WHAT IS REQUIRED. Copy the material that follows word for word and omit its pictures.

MATERIAL.
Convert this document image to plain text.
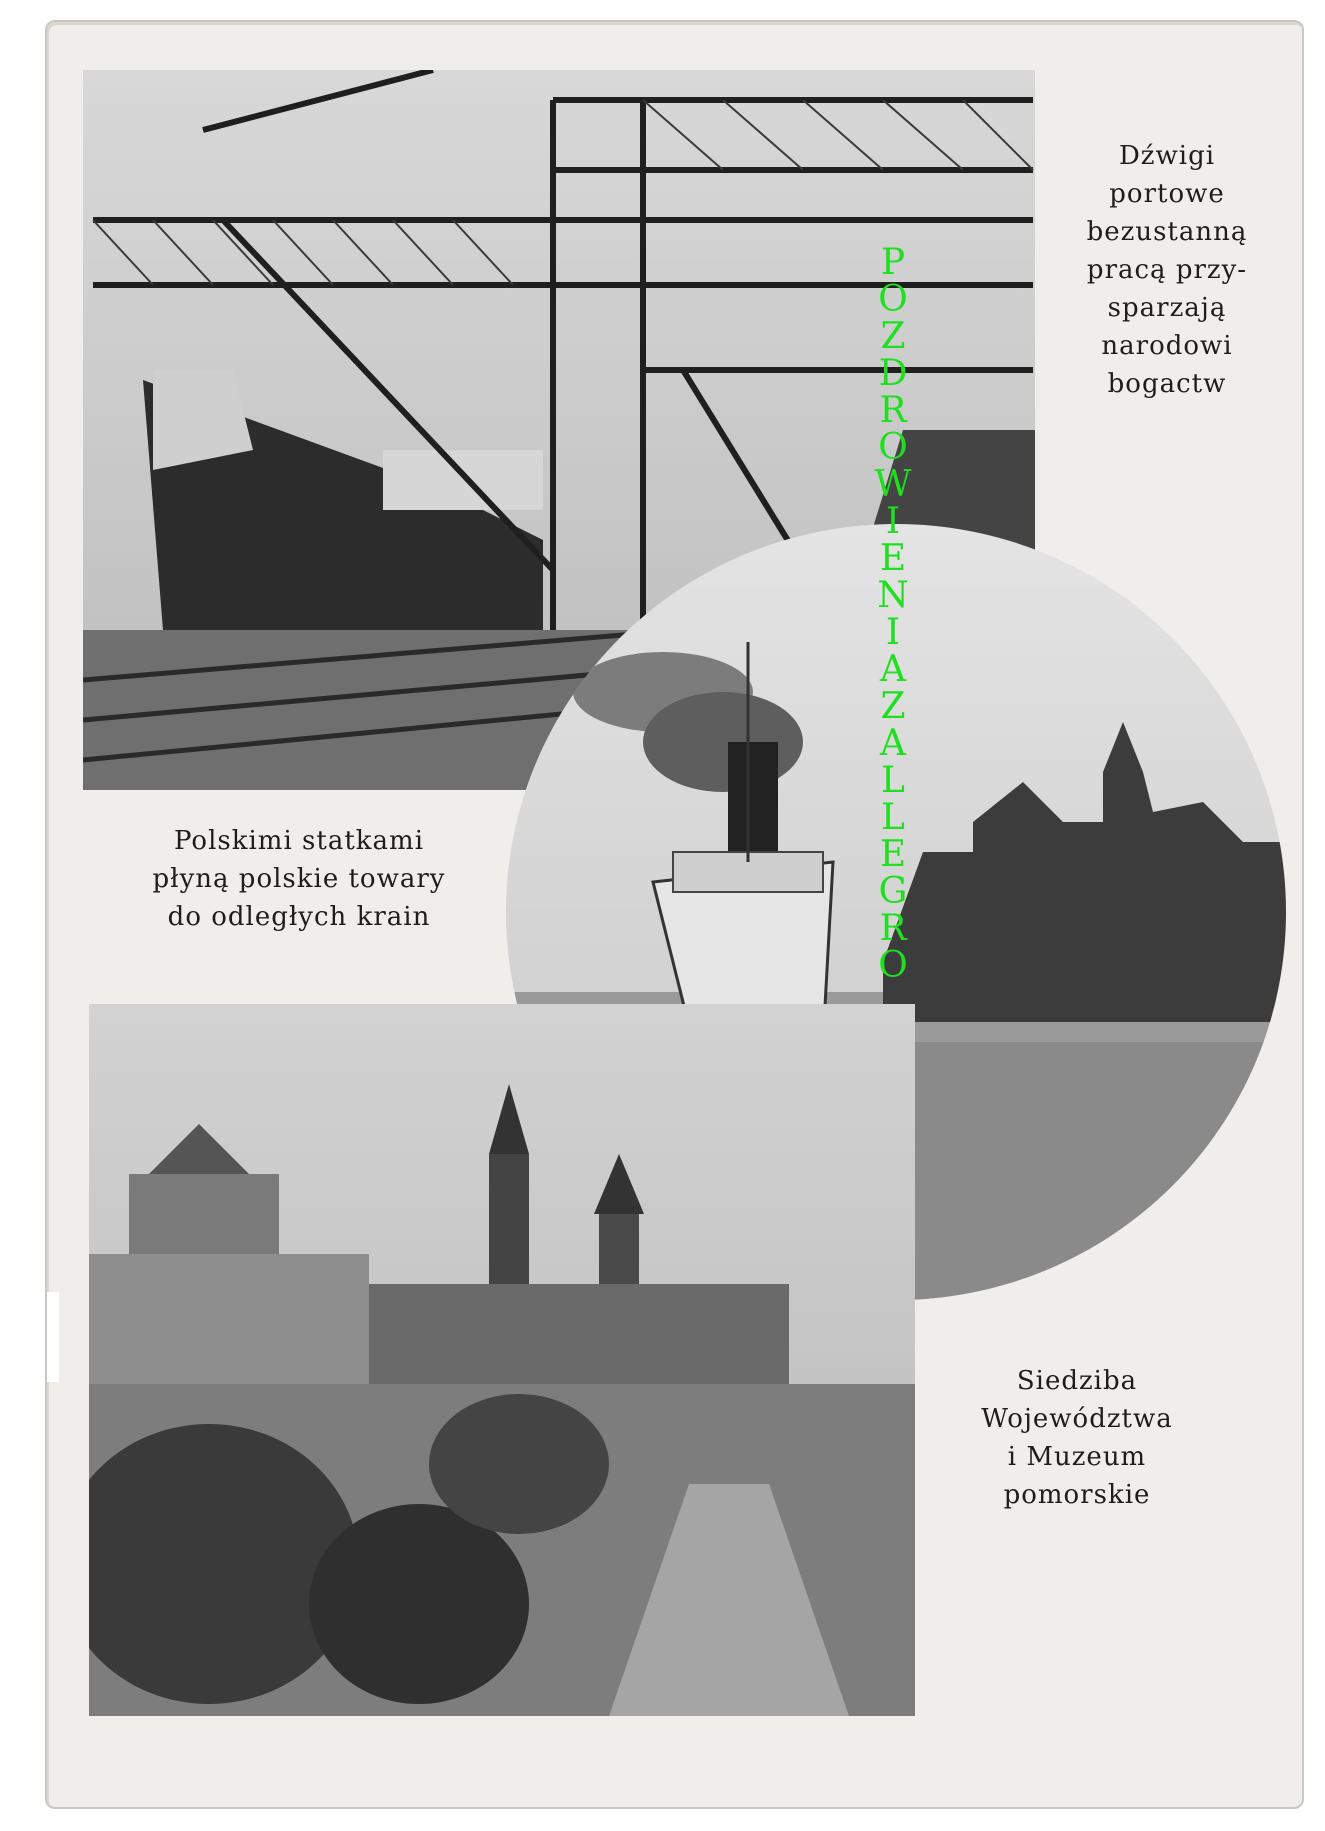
Dźwigi
portowe
bezustanną
pracą przy-
sparzają
narodowi
bogactw
Polskimi statkami
płyną polskie towary
do odległych krain
Siedziba
Województwa
i Muzeum
pomorskie
P
O
Z
D
R
O
W
I
E
N
I
A
Z
A
L
L
E
G
R
O
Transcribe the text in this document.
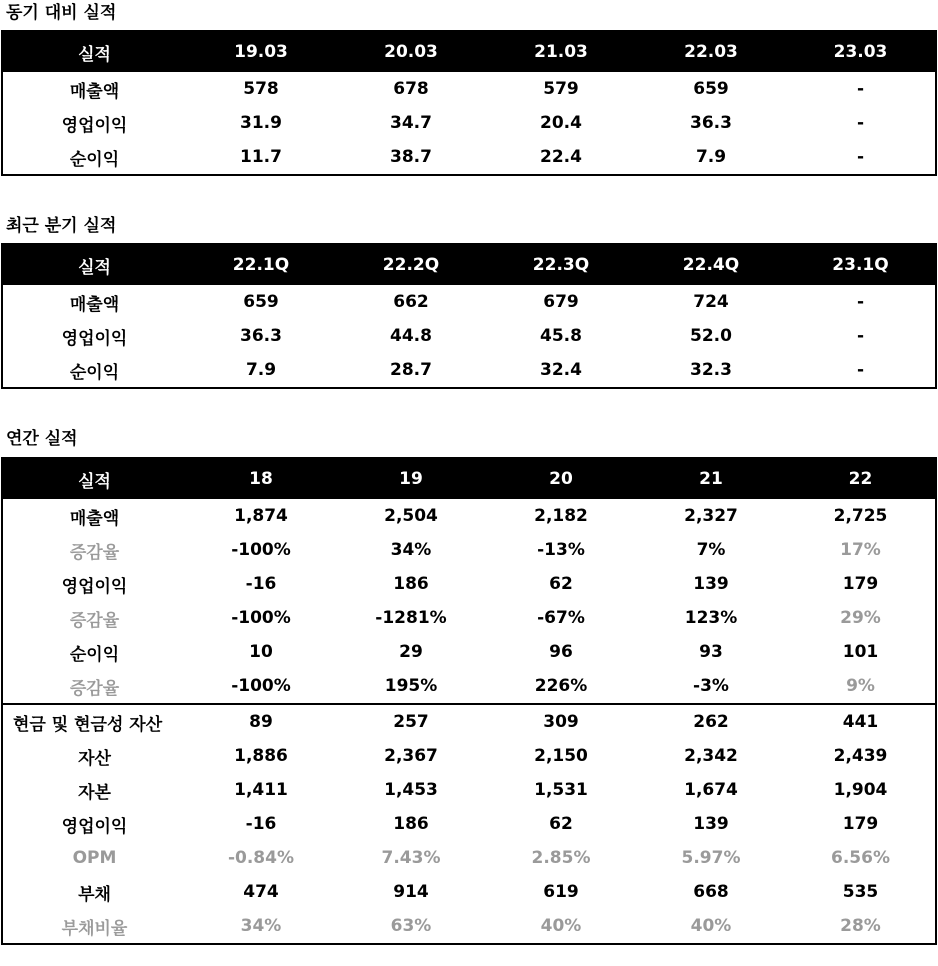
동기 대비 실적
실적	19.03	20.03	21.03	22.03	23.03
매출액	578	678	579	659	-
영업이익	31.9	34.7	20.4	36.3	-
순이익	11.7	38.7	22.4	7.9	-
최근 분기 실적
실적	22.1Q	22.2Q	22.3Q	22.4Q	23.1Q
매출액	659	662	679	724	-
영업이익	36.3	44.8	45.8	52.0	-
순이익	7.9	28.7	32.4	32.3	-
연간 실적
실적	18	19	20	21	22
매출액	1,874	2,504	2,182	2,327	2,725
증감율	-100%	34%	-13%	7%	17%
영업이익	-16	186	62	139	179
증감율	-100%	-1281%	-67%	123%	29%
순이익	10	29	96	93	101
증감율	-100%	195%	226%	-3%	9%
현금 및 현금성 자산	89	257	309	262	441
자산	1,886	2,367	2,150	2,342	2,439
자본	1,411	1,453	1,531	1,674	1,904
영업이익	-16	186	62	139	179
OPM	-0.84%	7.43%	2.85%	5.97%	6.56%
부채	474	914	619	668	535
부채비율	34%	63%	40%	40%	28%
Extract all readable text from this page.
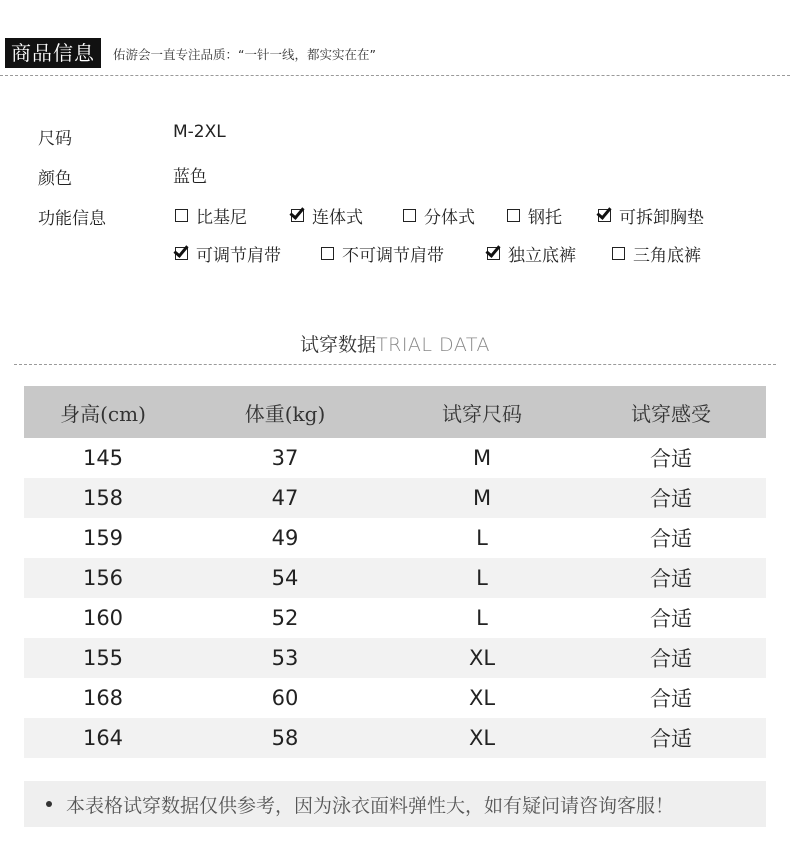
商品信息	佑游会一直专注品质：“一针一线，都实实在在”
尺码	M-2XL
颜色	蓝色
功能信息	比基尼	连体式	分体式	钢托	可拆卸胸垫
可调节肩带	不可调节肩带	独立底裤	三角底裤
试穿数据TRIAL DATA
身高(cm)	体重(kg)	试穿尺码	试穿感受
145	37	M	合适
158	47	M	合适
159	49	L	合适
156	54	L	合适
160	52	L	合适
155	53	XL	合适
168	60	XL	合适
164	58	XL	合适
本表格试穿数据仅供参考，因为泳衣面料弹性大，如有疑问请咨询客服！
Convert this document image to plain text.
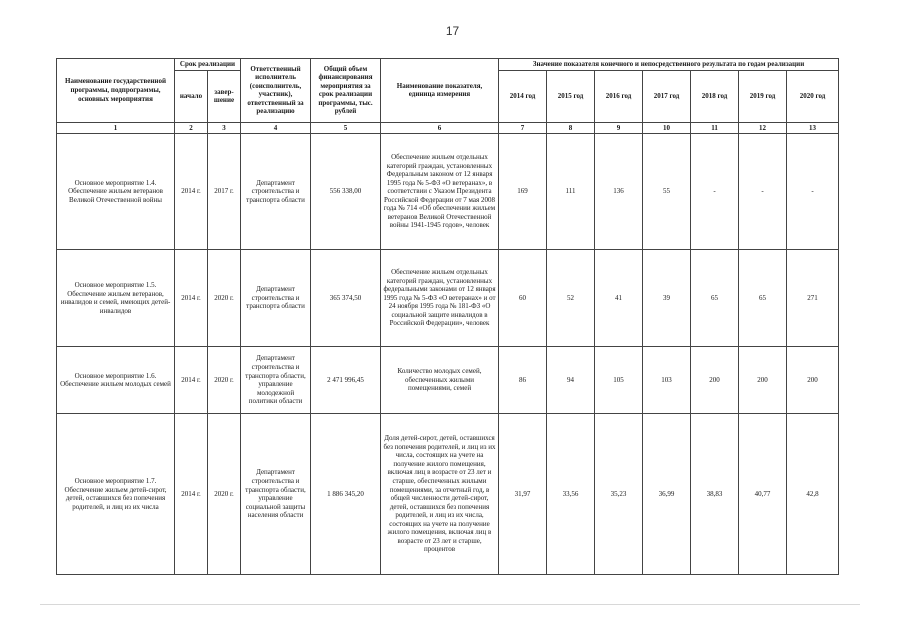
17
Наименование государственной программы, подпрограммы, основных мероприятия	Срок реализации		Ответственный исполнитель (соисполнитель, участник), ответственный за реализацию	Общий объем финансирования мероприятия за срок реализации программы, тыс. рублей	Наименование показателя, единица измерения	Значение показателя конечного и непосредственного результата по годам реализации						
	начало	завер-шение				2014 год	2015 год	2016 год	2017 год	2018 год	2019 год	2020 год
1	2	3	4	5	6	7	8	9	10	11	12	13
Основное мероприятие 1.4. Обеспечение жильем ветеранов Великой Отечественной войны	2014 г.	2017 г.	Департамент строительства и транспорта области	556 338,00	Обеспечение жильем отдельных категорий граждан, установленных Федеральным законом от 12 января 1995 года № 5-ФЗ «О ветеранах», в соответствии с Указом Президента Российской Федерации от 7 мая 2008 года № 714 «Об обеспечении жильем ветеранов Великой Отечественной войны 1941-1945 годов», человек	169	111	136	55	-	-	-
Основное мероприятие 1.5. Обеспечение жильем ветеранов, инвалидов и семей, имеющих детей-инвалидов	2014 г.	2020 г.	Департамент строительства и транспорта области	365 374,50	Обеспечение жильем отдельных категорий граждан, установленных федеральными законами от 12 января 1995 года № 5-ФЗ «О ветеранах» и от 24 ноября 1995 года № 181-ФЗ «О социальной защите инвалидов в Российской Федерации», человек	60	52	41	39	65	65	271
Основное мероприятие 1.6. Обеспечение жильем молодых семей	2014 г.	2020 г.	Департамент строительства и транспорта области, управление молодежной политики области	2 471 996,45	Количество молодых семей, обеспеченных жилыми помещениями, семей	86	94	105	103	200	200	200
Основное мероприятие 1.7. Обеспечение жильем детей-сирот, детей, оставшихся без попечения родителей, и лиц из их числа	2014 г.	2020 г.	Департамент строительства и транспорта области, управление социальной защиты населения области	1 886 345,20	Доля детей-сирот, детей, оставшихся без попечения родителей, и лиц из их числа, состоящих на учете на получение жилого помещения, включая лиц в возрасте от 23 лет и старше, обеспеченных жилыми помещениями, за отчетный год, в общей численности детей-сирот, детей, оставшихся без попечения родителей, и лиц из их числа, состоящих на учете на получение жилого помещения, включая лиц в возрасте от 23 лет и старше, процентов	31,97	33,56	35,23	36,99	38,83	40,77	42,8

SOLUTION FOR THIS TASK.
Convert this document image to plain text.
Dźwigi
portowe
bezustanną
pracą przy-
sparzają
narodowi
bogactw
Polskimi statkami
płyną polskie towary
do odległych krain
Siedziba
Województwa
i Muzeum
pomorskie
P
O
Z
D
R
O
W
I
E
N
I
A
Z
A
L
L
E
G
R
O
Transcribe the text in this document.
동기 대비 실적
실적	19.03	20.03	21.03	22.03	23.03
매출액	578	678	579	659	-
영업이익	31.9	34.7	20.4	36.3	-
순이익	11.7	38.7	22.4	7.9	-
최근 분기 실적
실적	22.1Q	22.2Q	22.3Q	22.4Q	23.1Q
매출액	659	662	679	724	-
영업이익	36.3	44.8	45.8	52.0	-
순이익	7.9	28.7	32.4	32.3	-
연간 실적
실적	18	19	20	21	22
매출액	1,874	2,504	2,182	2,327	2,725
증감율	-100%	34%	-13%	7%	17%
영업이익	-16	186	62	139	179
증감율	-100%	-1281%	-67%	123%	29%
순이익	10	29	96	93	101
증감율	-100%	195%	226%	-3%	9%
현금 및 현금성 자산	89	257	309	262	441
자산	1,886	2,367	2,150	2,342	2,439
자본	1,411	1,453	1,531	1,674	1,904
영업이익	-16	186	62	139	179
OPM	-0.84%	7.43%	2.85%	5.97%	6.56%
부채	474	914	619	668	535
부채비율	34%	63%	40%	40%	28%
Extract all readable text from this page.
商品信息	佑游会一直专注品质：“一针一线，都实实在在”
尺码	M-2XL
颜色	蓝色
功能信息	比基尼	连体式	分体式	钢托	可拆卸胸垫
可调节肩带	不可调节肩带	独立底裤	三角底裤
试穿数据TRIAL DATA
身高(cm)	体重(kg)	试穿尺码	试穿感受
145	37	M	合适
158	47	M	合适
159	49	L	合适
156	54	L	合适
160	52	L	合适
155	53	XL	合适
168	60	XL	合适
164	58	XL	合适
本表格试穿数据仅供参考，因为泳衣面料弹性大，如有疑问请咨询客服！
Convert this document image to plain text.
17
Наименование государственной программы, подпрограммы, основных мероприятия	Срок реализации		Ответственный исполнитель (соисполнитель, участник), ответственный за реализацию	Общий объем финансирования мероприятия за срок реализации программы, тыс. рублей	Наименование показателя, единица измерения	Значение показателя конечного и непосредственного результата по годам реализации						
	начало	завер-шение				2014 год	2015 год	2016 год	2017 год	2018 год	2019 год	2020 год
1	2	3	4	5	6	7	8	9	10	11	12	13
Основное мероприятие 1.4. Обеспечение жильем ветеранов Великой Отечественной войны	2014 г.	2017 г.	Департамент строительства и транспорта области	556 338,00	Обеспечение жильем отдельных категорий граждан, установленных Федеральным законом от 12 января 1995 года № 5-ФЗ «О ветеранах», в соответствии с Указом Президента Российской Федерации от 7 мая 2008 года № 714 «Об обеспечении жильем ветеранов Великой Отечественной войны 1941-1945 годов», человек	169	111	136	55	-	-	-
Основное мероприятие 1.5. Обеспечение жильем ветеранов, инвалидов и семей, имеющих детей-инвалидов	2014 г.	2020 г.	Департамент строительства и транспорта области	365 374,50	Обеспечение жильем отдельных категорий граждан, установленных федеральными законами от 12 января 1995 года № 5-ФЗ «О ветеранах» и от 24 ноября 1995 года № 181-ФЗ «О социальной защите инвалидов в Российской Федерации», человек	60	52	41	39	65	65	271
Основное мероприятие 1.6. Обеспечение жильем молодых семей	2014 г.	2020 г.	Департамент строительства и транспорта области, управление молодежной политики области	2 471 996,45	Количество молодых семей, обеспеченных жилыми помещениями, семей	86	94	105	103	200	200	200
Основное мероприятие 1.7. Обеспечение жильем детей-сирот, детей, оставшихся без попечения родителей, и лиц из их числа	2014 г.	2020 г.	Департамент строительства и транспорта области, управление социальной защиты населения области	1 886 345,20	Доля детей-сирот, детей, оставшихся без попечения родителей, и лиц из их числа, состоящих на учете на получение жилого помещения, включая лиц в возрасте от 23 лет и старше, обеспеченных жилыми помещениями, за отчетный год, в общей численности детей-сирот, детей, оставшихся без попечения родителей, и лиц из их числа, состоящих на учете на получение жилого помещения, включая лиц в возрасте от 23 лет и старше, процентов	31,97	33,56	35,23	36,99	38,83	40,77	42,8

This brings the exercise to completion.